- [Problem statement]: Give the count of lines that include the string "обеспечения". Add nothing to it.

===== Provided material =====

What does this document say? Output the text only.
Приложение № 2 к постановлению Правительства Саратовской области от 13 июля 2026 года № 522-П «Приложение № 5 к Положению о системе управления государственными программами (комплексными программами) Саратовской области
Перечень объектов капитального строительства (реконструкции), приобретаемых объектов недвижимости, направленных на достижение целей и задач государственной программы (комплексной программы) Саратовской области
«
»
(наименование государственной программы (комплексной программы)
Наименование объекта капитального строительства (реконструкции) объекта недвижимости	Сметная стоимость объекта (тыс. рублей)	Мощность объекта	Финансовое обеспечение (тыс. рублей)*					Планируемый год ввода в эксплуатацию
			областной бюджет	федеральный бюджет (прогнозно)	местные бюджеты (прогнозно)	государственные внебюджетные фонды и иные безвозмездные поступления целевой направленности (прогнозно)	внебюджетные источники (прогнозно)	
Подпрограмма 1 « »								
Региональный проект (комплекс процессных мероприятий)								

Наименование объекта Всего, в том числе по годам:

=====
===== Provided material =====

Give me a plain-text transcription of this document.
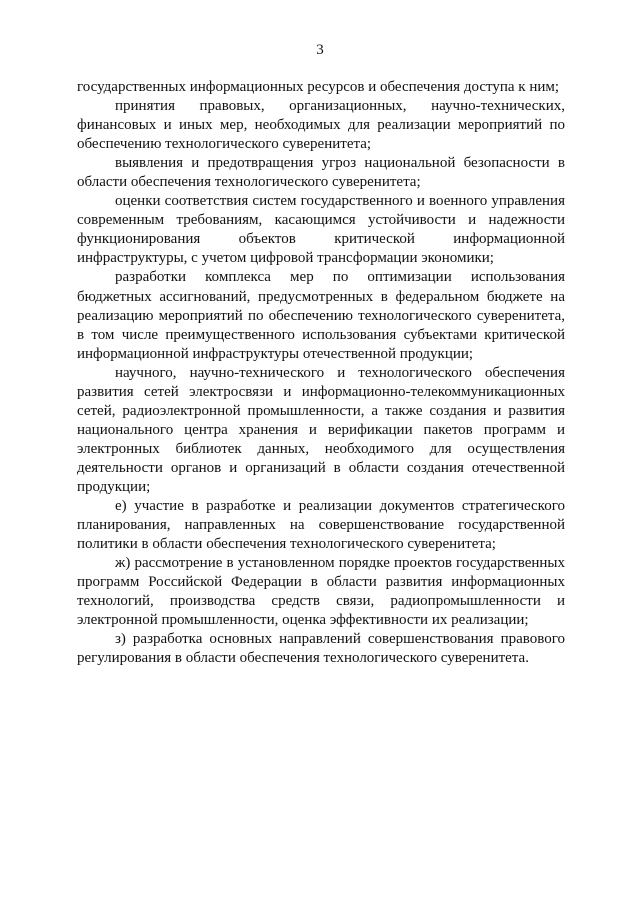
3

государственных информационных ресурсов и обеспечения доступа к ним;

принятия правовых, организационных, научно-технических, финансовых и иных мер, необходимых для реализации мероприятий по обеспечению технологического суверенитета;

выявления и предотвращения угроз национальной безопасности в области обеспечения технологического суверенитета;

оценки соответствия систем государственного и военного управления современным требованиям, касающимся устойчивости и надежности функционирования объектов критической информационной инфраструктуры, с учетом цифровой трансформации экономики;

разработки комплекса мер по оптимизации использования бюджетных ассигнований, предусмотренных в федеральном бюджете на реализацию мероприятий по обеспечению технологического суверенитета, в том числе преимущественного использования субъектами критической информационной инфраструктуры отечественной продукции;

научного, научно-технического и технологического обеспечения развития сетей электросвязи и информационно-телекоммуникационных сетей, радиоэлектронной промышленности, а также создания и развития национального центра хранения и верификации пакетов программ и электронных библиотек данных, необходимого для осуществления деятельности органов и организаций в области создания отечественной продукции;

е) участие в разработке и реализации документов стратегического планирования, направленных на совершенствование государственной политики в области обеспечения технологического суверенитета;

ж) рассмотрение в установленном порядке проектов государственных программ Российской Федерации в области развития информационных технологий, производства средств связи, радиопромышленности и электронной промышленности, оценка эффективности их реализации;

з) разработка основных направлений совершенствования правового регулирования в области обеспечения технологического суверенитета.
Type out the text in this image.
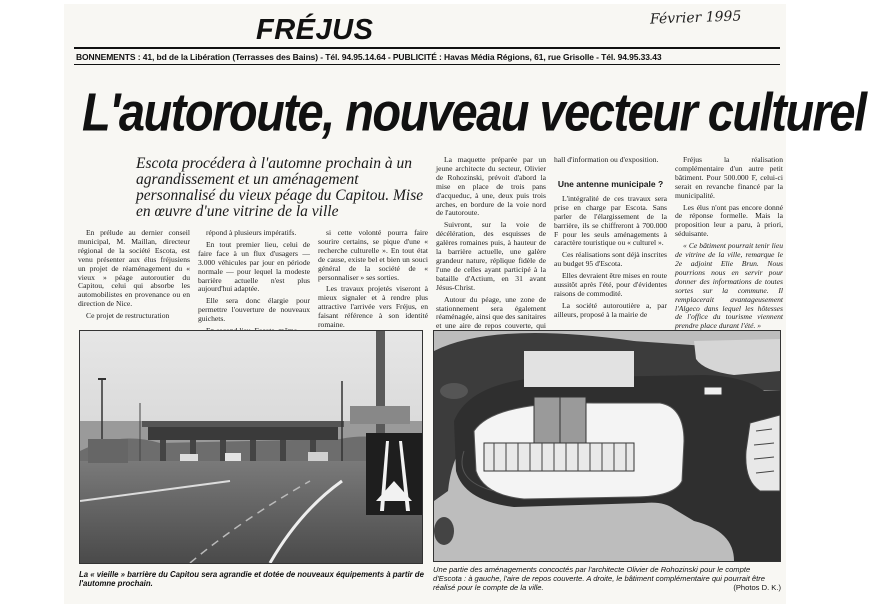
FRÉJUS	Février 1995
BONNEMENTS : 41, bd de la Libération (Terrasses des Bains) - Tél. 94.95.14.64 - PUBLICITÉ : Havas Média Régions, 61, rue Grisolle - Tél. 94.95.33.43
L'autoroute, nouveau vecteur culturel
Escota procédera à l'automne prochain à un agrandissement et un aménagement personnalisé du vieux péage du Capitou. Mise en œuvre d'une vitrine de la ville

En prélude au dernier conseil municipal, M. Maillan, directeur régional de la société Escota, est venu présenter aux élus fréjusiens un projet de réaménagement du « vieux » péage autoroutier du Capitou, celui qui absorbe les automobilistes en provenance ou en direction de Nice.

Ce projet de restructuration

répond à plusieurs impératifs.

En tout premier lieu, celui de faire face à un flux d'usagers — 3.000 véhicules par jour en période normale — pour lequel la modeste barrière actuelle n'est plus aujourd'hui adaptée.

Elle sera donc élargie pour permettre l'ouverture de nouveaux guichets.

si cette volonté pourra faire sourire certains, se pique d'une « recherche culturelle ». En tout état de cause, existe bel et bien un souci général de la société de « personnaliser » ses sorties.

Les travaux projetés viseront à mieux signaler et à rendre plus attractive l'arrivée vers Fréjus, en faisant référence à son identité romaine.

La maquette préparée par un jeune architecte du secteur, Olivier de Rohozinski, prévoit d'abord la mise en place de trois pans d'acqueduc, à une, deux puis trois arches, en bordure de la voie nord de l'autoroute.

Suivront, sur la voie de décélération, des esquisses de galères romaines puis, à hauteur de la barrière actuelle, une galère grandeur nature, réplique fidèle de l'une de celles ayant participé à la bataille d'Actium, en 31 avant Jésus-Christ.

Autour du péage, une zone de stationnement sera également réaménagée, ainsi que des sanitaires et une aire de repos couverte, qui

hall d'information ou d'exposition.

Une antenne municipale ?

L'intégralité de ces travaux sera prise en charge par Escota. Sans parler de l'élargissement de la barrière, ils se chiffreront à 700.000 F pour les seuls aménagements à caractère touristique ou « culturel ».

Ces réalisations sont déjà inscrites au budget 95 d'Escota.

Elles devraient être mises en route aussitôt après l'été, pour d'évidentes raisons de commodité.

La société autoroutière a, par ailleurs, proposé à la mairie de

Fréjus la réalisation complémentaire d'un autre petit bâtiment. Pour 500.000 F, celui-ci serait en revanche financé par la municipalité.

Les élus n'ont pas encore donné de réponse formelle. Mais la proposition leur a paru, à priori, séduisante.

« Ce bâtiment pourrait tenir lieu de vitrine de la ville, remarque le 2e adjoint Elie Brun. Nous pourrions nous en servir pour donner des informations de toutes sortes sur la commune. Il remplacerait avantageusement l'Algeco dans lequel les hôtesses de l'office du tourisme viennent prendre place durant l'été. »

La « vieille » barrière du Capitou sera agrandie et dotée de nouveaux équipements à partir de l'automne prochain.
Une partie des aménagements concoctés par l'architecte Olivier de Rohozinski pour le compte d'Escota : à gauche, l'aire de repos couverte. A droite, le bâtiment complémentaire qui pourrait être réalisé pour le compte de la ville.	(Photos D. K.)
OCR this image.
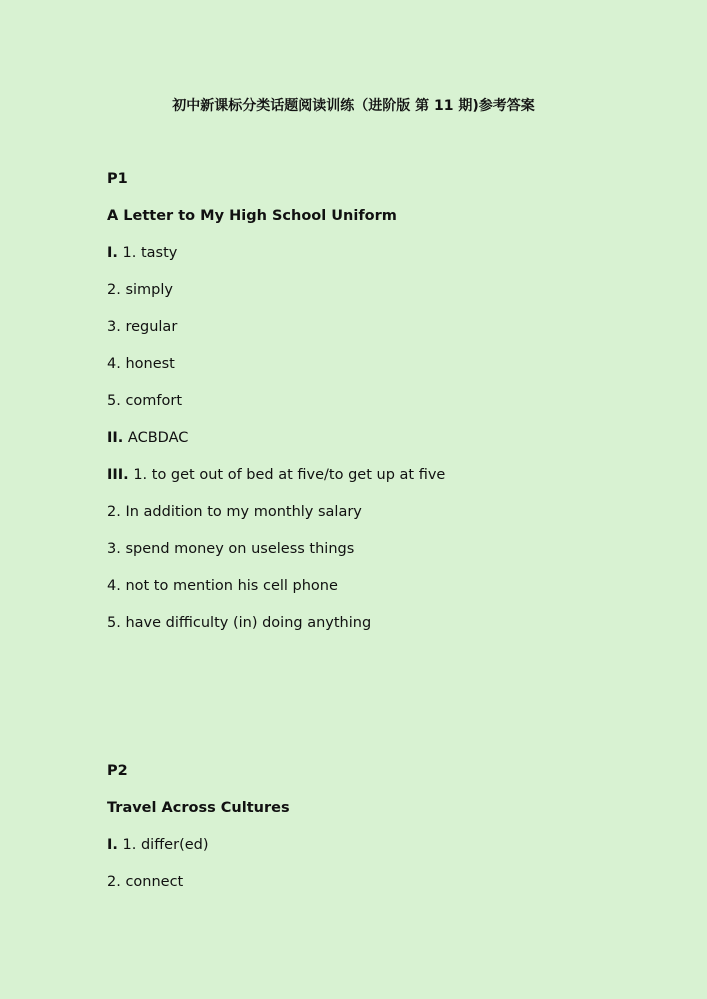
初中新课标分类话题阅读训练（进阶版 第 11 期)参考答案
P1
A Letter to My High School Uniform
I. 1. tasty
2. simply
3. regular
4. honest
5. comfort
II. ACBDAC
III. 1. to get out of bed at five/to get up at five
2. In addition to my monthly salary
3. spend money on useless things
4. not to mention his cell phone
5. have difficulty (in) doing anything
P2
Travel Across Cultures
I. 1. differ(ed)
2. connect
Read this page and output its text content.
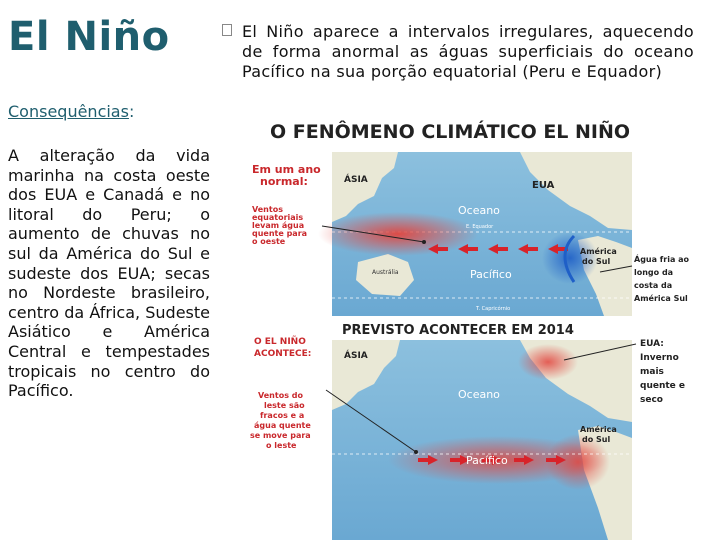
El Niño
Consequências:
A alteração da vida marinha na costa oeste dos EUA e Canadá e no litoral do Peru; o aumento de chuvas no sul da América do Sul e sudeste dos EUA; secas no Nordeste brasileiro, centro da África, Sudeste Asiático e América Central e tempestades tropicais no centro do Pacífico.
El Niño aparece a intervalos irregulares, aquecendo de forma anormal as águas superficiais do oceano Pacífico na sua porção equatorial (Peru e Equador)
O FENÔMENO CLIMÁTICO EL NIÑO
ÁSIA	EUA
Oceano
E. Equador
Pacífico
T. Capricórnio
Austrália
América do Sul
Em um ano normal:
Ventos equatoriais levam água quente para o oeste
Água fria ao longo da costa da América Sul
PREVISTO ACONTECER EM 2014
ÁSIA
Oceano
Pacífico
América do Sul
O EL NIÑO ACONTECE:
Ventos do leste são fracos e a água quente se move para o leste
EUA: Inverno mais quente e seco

=====

- [Right answer]: 5